Material to process:
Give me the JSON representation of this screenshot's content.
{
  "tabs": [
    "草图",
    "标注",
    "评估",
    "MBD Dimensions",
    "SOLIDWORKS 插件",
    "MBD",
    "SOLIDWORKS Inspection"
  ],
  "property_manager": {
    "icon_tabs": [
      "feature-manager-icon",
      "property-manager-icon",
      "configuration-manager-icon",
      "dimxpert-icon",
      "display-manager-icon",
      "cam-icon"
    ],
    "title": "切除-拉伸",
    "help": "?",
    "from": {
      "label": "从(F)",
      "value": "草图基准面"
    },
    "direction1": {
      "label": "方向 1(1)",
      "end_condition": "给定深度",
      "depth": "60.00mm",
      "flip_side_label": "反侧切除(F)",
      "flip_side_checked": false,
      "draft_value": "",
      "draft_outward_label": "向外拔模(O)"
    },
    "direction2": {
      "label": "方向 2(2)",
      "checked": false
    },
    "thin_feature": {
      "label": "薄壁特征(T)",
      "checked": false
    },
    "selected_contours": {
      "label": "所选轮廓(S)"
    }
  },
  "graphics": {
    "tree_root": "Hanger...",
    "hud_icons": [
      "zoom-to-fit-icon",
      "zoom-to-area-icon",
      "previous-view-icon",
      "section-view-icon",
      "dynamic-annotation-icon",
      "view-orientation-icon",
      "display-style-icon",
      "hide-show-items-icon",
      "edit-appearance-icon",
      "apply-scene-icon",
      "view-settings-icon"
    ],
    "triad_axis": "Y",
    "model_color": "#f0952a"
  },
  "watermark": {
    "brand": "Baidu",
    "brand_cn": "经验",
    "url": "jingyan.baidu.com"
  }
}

What to work on:
Write out the entries above word for word.

Solved exercise:
Give me the JSON representation of this screenshot's content.
{
  "tabs": [
    "草图",
    "标注",
    "评估",
    "MBD Dimensions",
    "SOLIDWORKS 插件",
    "MBD",
    "SOLIDWORKS Inspection"
  ],
  "property_manager": {
    "icon_tabs": [
      "feature-manager-icon",
      "property-manager-icon",
      "configuration-manager-icon",
      "dimxpert-icon",
      "display-manager-icon",
      "cam-icon"
    ],
    "title": "切除-拉伸",
    "help": "?",
    "from": {
      "label": "从(F)",
      "value": "草图基准面"
    },
    "direction1": {
      "label": "方向 1(1)",
      "end_condition": "给定深度",
      "depth": "60.00mm",
      "flip_side_label": "反侧切除(F)",
      "flip_side_checked": false,
      "draft_value": "",
      "draft_outward_label": "向外拔模(O)"
    },
    "direction2": {
      "label": "方向 2(2)",
      "checked": false
    },
    "thin_feature": {
      "label": "薄壁特征(T)",
      "checked": false
    },
    "selected_contours": {
      "label": "所选轮廓(S)"
    }
  },
  "graphics": {
    "tree_root": "Hanger...",
    "hud_icons": [
      "zoom-to-fit-icon",
      "zoom-to-area-icon",
      "previous-view-icon",
      "section-view-icon",
      "dynamic-annotation-icon",
      "view-orientation-icon",
      "display-style-icon",
      "hide-show-items-icon",
      "edit-appearance-icon",
      "apply-scene-icon",
      "view-settings-icon"
    ],
    "triad_axis": "Y",
    "model_color": "#f0952a"
  },
  "watermark": {
    "brand": "Baidu",
    "brand_cn": "经验",
    "url": "jingyan.baidu.com"
  }
}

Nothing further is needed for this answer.